*** INPUT DATA
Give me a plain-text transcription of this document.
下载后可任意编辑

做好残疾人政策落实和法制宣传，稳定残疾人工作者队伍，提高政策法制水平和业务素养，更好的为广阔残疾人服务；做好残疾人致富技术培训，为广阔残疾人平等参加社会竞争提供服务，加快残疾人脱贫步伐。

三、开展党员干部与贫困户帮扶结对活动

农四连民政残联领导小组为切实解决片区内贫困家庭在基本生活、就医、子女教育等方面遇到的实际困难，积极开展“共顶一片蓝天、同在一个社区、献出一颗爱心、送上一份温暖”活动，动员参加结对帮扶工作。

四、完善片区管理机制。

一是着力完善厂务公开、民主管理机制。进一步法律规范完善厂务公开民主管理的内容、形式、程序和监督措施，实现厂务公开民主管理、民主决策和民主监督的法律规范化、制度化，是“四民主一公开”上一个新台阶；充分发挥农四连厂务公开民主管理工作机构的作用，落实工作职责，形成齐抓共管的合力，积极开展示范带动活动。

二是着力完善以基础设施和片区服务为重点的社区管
******
__TASK__. Return each entry from above without altering a single character.

__SOLVED EXERCISE__.
Give me a plain-text transcription of this document.
下载后可任意编辑

做好残疾人政策落实和法制宣传，稳定残疾人工作者队伍，提高政策法制水平和业务素养，更好的为广阔残疾人服务；做好残疾人致富技术培训，为广阔残疾人平等参加社会竞争提供服务，加快残疾人脱贫步伐。

三、开展党员干部与贫困户帮扶结对活动

农四连民政残联领导小组为切实解决片区内贫困家庭在基本生活、就医、子女教育等方面遇到的实际困难，积极开展“共顶一片蓝天、同在一个社区、献出一颗爱心、送上一份温暖”活动，动员参加结对帮扶工作。

四、完善片区管理机制。

一是着力完善厂务公开、民主管理机制。进一步法律规范完善厂务公开民主管理的内容、形式、程序和监督措施，实现厂务公开民主管理、民主决策和民主监督的法律规范化、制度化，是“四民主一公开”上一个新台阶；充分发挥农四连厂务公开民主管理工作机构的作用，落实工作职责，形成齐抓共管的合力，积极开展示范带动活动。

二是着力完善以基础设施和片区服务为重点的社区管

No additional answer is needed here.